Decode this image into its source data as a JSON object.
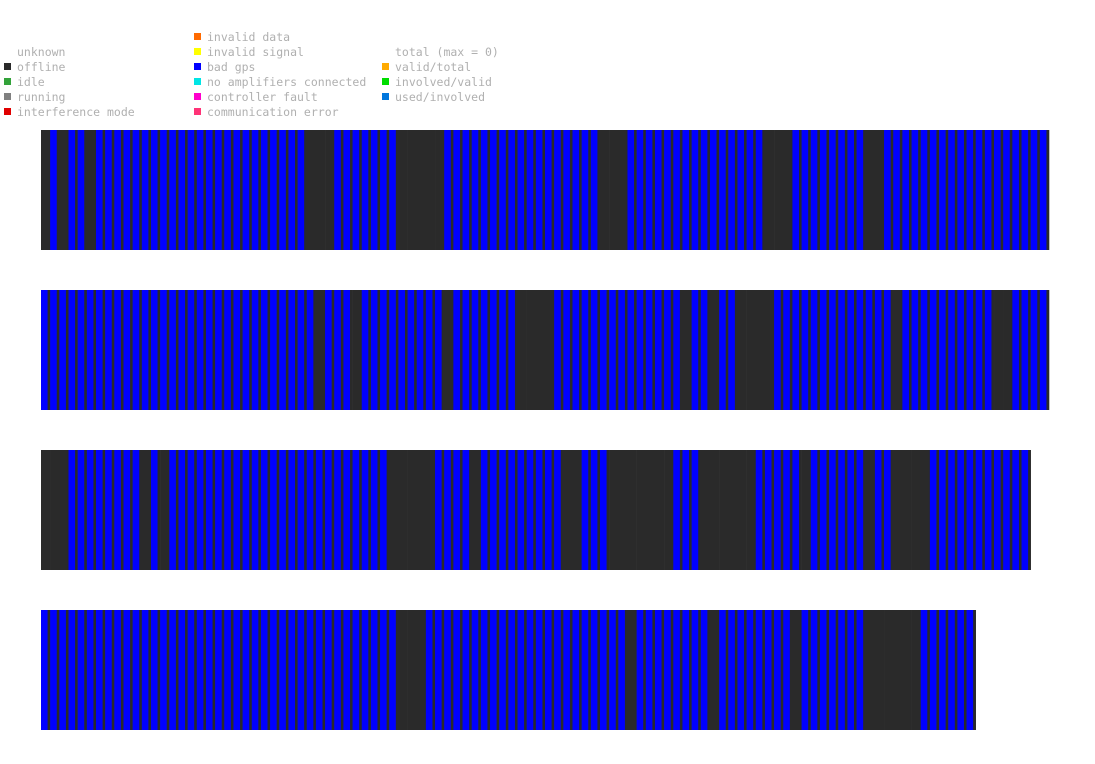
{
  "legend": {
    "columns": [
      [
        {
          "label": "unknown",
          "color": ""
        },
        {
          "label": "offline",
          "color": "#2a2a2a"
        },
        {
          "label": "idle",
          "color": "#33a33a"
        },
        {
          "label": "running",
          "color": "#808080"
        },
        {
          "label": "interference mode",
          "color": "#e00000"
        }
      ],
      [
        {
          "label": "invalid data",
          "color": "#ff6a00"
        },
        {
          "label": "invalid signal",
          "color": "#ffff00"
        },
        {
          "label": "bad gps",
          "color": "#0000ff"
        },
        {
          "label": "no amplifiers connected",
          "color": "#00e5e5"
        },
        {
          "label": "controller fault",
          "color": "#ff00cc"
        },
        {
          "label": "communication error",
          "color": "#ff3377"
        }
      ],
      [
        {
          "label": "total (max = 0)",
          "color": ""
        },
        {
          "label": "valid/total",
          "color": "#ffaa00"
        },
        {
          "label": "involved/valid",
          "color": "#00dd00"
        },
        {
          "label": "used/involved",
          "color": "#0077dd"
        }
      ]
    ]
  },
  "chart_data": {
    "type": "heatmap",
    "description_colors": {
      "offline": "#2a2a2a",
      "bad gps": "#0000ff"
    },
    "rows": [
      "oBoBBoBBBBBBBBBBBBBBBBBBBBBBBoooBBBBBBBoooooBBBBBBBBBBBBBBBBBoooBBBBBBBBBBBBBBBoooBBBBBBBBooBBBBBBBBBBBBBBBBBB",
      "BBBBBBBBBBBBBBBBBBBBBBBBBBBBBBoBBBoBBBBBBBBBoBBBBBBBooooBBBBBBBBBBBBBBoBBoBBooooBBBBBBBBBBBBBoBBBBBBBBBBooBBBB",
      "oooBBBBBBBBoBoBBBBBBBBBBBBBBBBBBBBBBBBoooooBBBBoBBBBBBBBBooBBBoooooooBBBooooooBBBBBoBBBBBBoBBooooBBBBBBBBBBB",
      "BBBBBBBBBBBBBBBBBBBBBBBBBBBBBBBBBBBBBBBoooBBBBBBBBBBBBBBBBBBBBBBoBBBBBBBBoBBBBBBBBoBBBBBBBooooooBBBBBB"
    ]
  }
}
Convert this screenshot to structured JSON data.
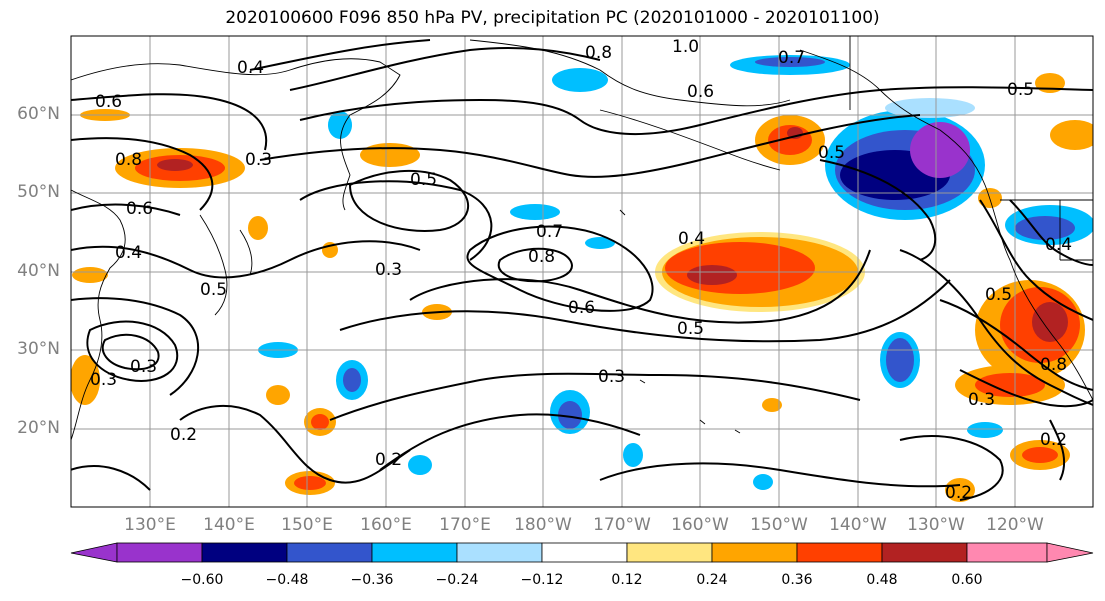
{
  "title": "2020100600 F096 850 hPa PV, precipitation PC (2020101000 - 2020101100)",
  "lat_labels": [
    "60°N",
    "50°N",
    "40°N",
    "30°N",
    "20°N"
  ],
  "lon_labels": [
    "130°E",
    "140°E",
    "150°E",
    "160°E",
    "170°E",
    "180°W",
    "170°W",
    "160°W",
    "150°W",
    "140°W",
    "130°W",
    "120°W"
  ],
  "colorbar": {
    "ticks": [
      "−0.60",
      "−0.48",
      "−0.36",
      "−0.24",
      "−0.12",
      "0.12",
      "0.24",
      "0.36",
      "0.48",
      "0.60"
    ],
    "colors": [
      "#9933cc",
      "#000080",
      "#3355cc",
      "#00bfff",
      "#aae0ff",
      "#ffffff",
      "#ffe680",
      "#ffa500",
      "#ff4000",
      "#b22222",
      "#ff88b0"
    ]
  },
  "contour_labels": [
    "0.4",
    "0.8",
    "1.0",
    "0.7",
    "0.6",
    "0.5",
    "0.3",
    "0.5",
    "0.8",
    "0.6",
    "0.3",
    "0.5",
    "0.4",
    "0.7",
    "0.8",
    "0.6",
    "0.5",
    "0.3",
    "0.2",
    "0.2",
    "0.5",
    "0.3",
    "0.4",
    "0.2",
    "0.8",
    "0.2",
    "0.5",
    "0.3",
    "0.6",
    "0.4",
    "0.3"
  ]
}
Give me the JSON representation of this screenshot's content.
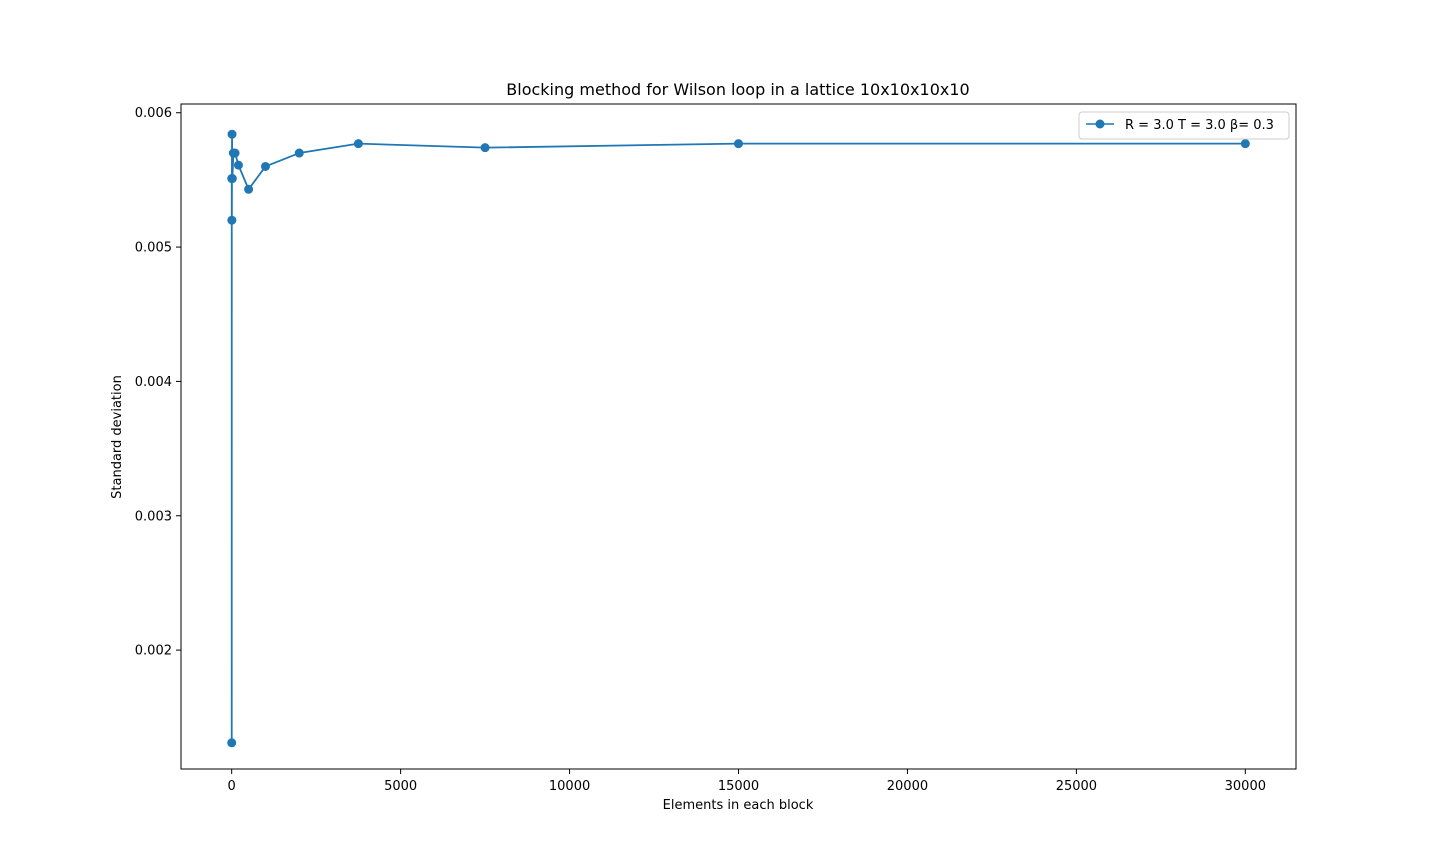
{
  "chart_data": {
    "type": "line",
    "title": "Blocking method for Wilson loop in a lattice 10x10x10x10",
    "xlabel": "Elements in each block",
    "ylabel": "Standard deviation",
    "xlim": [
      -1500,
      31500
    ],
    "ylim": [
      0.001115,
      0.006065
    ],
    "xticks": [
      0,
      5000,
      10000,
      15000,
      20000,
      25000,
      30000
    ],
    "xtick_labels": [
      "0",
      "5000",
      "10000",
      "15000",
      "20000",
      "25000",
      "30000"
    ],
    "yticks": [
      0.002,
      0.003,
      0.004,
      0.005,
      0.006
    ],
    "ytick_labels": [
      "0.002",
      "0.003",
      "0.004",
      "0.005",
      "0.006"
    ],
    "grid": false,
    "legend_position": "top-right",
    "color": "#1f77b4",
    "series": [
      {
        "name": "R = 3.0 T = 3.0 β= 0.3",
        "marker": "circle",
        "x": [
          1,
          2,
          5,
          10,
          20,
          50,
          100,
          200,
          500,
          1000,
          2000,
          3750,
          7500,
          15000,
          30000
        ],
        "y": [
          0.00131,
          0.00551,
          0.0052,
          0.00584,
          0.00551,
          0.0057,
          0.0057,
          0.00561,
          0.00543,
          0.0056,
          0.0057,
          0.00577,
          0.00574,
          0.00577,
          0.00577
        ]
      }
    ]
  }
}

_____

### [AIM OF THE TASK]
Copy each line above precisely, dropping the pictures.

### [ANSWER FOR THIS EXERCISE]
Decode this image into its source data as a JSON object.
{
  "legend": {
    "columns": [
      [
        {
          "label": "unknown",
          "color": ""
        },
        {
          "label": "offline",
          "color": "#2a2a2a"
        },
        {
          "label": "idle",
          "color": "#33a33a"
        },
        {
          "label": "running",
          "color": "#808080"
        },
        {
          "label": "interference mode",
          "color": "#e00000"
        }
      ],
      [
        {
          "label": "invalid data",
          "color": "#ff6a00"
        },
        {
          "label": "invalid signal",
          "color": "#ffff00"
        },
        {
          "label": "bad gps",
          "color": "#0000ff"
        },
        {
          "label": "no amplifiers connected",
          "color": "#00e5e5"
        },
        {
          "label": "controller fault",
          "color": "#ff00cc"
        },
        {
          "label": "communication error",
          "color": "#ff3377"
        }
      ],
      [
        {
          "label": "total (max = 0)",
          "color": ""
        },
        {
          "label": "valid/total",
          "color": "#ffaa00"
        },
        {
          "label": "involved/valid",
          "color": "#00dd00"
        },
        {
          "label": "used/involved",
          "color": "#0077dd"
        }
      ]
    ]
  },
  "chart_data": {
    "type": "heatmap",
    "description_colors": {
      "offline": "#2a2a2a",
      "bad gps": "#0000ff"
    },
    "rows": [
      "oBoBBoBBBBBBBBBBBBBBBBBBBBBBBoooBBBBBBBoooooBBBBBBBBBBBBBBBBBoooBBBBBBBBBBBBBBBoooBBBBBBBBooBBBBBBBBBBBBBBBBBB",
      "BBBBBBBBBBBBBBBBBBBBBBBBBBBBBBoBBBoBBBBBBBBBoBBBBBBBooooBBBBBBBBBBBBBBoBBoBBooooBBBBBBBBBBBBBoBBBBBBBBBBooBBBB",
      "oooBBBBBBBBoBoBBBBBBBBBBBBBBBBBBBBBBBBoooooBBBBoBBBBBBBBBooBBBoooooooBBBooooooBBBBBoBBBBBBoBBooooBBBBBBBBBBB",
      "BBBBBBBBBBBBBBBBBBBBBBBBBBBBBBBBBBBBBBBoooBBBBBBBBBBBBBBBBBBBBBBoBBBBBBBBoBBBBBBBBoBBBBBBBooooooBBBBBB"
    ]
  }
}
Convert this screenshot to structured JSON data.
{
  "title": "2020100600 F096 850 hPa PV, precipitation PC (2020101000 - 2020101100)",
  "lat_labels": [
    "60°N",
    "50°N",
    "40°N",
    "30°N",
    "20°N"
  ],
  "lon_labels": [
    "130°E",
    "140°E",
    "150°E",
    "160°E",
    "170°E",
    "180°W",
    "170°W",
    "160°W",
    "150°W",
    "140°W",
    "130°W",
    "120°W"
  ],
  "colorbar": {
    "ticks": [
      "−0.60",
      "−0.48",
      "−0.36",
      "−0.24",
      "−0.12",
      "0.12",
      "0.24",
      "0.36",
      "0.48",
      "0.60"
    ],
    "colors": [
      "#9933cc",
      "#000080",
      "#3355cc",
      "#00bfff",
      "#aae0ff",
      "#ffffff",
      "#ffe680",
      "#ffa500",
      "#ff4000",
      "#b22222",
      "#ff88b0"
    ]
  },
  "contour_labels": [
    "0.4",
    "0.8",
    "1.0",
    "0.7",
    "0.6",
    "0.5",
    "0.3",
    "0.5",
    "0.8",
    "0.6",
    "0.3",
    "0.5",
    "0.4",
    "0.7",
    "0.8",
    "0.6",
    "0.5",
    "0.3",
    "0.2",
    "0.2",
    "0.5",
    "0.3",
    "0.4",
    "0.2",
    "0.8",
    "0.2",
    "0.5",
    "0.3",
    "0.6",
    "0.4",
    "0.3"
  ]
}
Give me the JSON representation of this screenshot's content.
{
  "chart_data": {
    "type": "line",
    "title": "Blocking method for Wilson loop in a lattice 10x10x10x10",
    "xlabel": "Elements in each block",
    "ylabel": "Standard deviation",
    "xlim": [
      -1500,
      31500
    ],
    "ylim": [
      0.001115,
      0.006065
    ],
    "xticks": [
      0,
      5000,
      10000,
      15000,
      20000,
      25000,
      30000
    ],
    "xtick_labels": [
      "0",
      "5000",
      "10000",
      "15000",
      "20000",
      "25000",
      "30000"
    ],
    "yticks": [
      0.002,
      0.003,
      0.004,
      0.005,
      0.006
    ],
    "ytick_labels": [
      "0.002",
      "0.003",
      "0.004",
      "0.005",
      "0.006"
    ],
    "grid": false,
    "legend_position": "top-right",
    "color": "#1f77b4",
    "series": [
      {
        "name": "R = 3.0 T = 3.0 β= 0.3",
        "marker": "circle",
        "x": [
          1,
          2,
          5,
          10,
          20,
          50,
          100,
          200,
          500,
          1000,
          2000,
          3750,
          7500,
          15000,
          30000
        ],
        "y": [
          0.00131,
          0.00551,
          0.0052,
          0.00584,
          0.00551,
          0.0057,
          0.0057,
          0.00561,
          0.00543,
          0.0056,
          0.0057,
          0.00577,
          0.00574,
          0.00577,
          0.00577
        ]
      }
    ]
  }
}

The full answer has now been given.